- _Short task_
Lay out the stretch of lines from the one containing "Enumerate the UI" through the one containing "column-label-3: Hb= 0.40m" as a two-column CSV with the columns input and output, one row per input and its output. Put each value in a single quoted field, turn line breaks into spaces, and leave the pictures out.

- _Material provided_
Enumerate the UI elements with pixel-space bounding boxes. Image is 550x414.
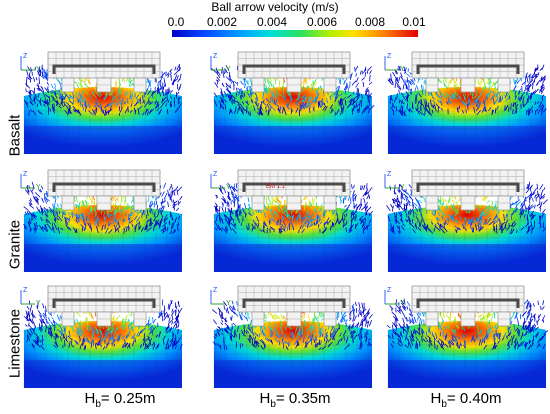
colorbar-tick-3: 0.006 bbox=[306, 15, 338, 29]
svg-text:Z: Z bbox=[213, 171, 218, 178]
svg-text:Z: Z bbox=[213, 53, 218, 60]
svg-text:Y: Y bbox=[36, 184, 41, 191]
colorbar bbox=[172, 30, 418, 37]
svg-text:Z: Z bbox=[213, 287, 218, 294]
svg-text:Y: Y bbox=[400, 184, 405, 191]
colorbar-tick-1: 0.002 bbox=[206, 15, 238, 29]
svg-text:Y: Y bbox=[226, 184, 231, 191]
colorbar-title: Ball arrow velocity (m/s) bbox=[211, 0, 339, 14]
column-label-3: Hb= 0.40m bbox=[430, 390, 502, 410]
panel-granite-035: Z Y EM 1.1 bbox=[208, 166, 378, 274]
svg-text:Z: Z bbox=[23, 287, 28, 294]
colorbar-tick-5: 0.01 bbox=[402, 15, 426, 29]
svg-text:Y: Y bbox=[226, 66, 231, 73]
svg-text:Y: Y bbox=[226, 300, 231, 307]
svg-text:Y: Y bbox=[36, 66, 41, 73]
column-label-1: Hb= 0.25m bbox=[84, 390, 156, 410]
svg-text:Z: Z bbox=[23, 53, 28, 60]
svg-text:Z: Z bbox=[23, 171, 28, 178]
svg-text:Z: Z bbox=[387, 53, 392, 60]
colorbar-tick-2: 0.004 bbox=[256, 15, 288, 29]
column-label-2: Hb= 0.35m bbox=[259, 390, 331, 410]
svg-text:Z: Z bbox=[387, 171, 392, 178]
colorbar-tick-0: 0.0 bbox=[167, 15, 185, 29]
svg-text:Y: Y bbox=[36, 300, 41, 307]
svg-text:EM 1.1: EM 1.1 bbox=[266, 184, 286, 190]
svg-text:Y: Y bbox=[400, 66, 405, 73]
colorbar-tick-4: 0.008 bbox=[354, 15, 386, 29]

---

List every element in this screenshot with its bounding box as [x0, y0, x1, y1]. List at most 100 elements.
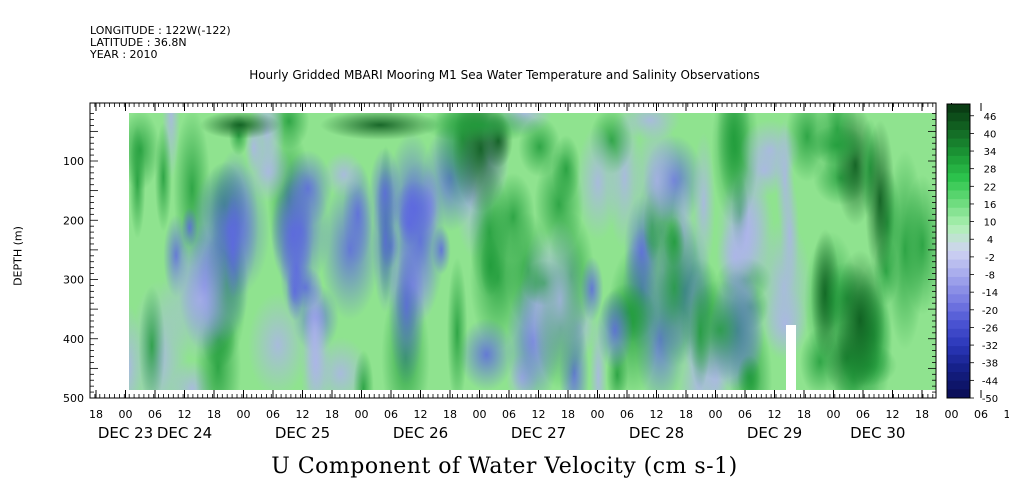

- _Reply_
input,output
"Enumerate the UI elements with pixel-space bounding boxes. Image is 550x414.","colorbar-tick-3: 0.006 bbox=[306, 15, 338, 29] svg-text:Z: Z bbox=[213, 171, 218, 178] svg-text:Z: Z bbox=[213, 53, 218, 60] svg-text:Y: Y bbox=[36, 184, 41, 191] colorbar bbox=[172, 30, 418, 37] svg-text:Z: Z bbox=[213, 287, 218, 294] svg-text:Y: Y bbox=[400, 184, 405, 191] colorbar-tick-1: 0.002 bbox=[206, 15, 238, 29] svg-text:Y: Y bbox=[226, 184, 231, 191] colorbar-title: Ball arrow velocity (m/s) bbox=[211, 0, 339, 14] column-label-3: Hb= 0.40m bbox=[430, 390, 502, 410]"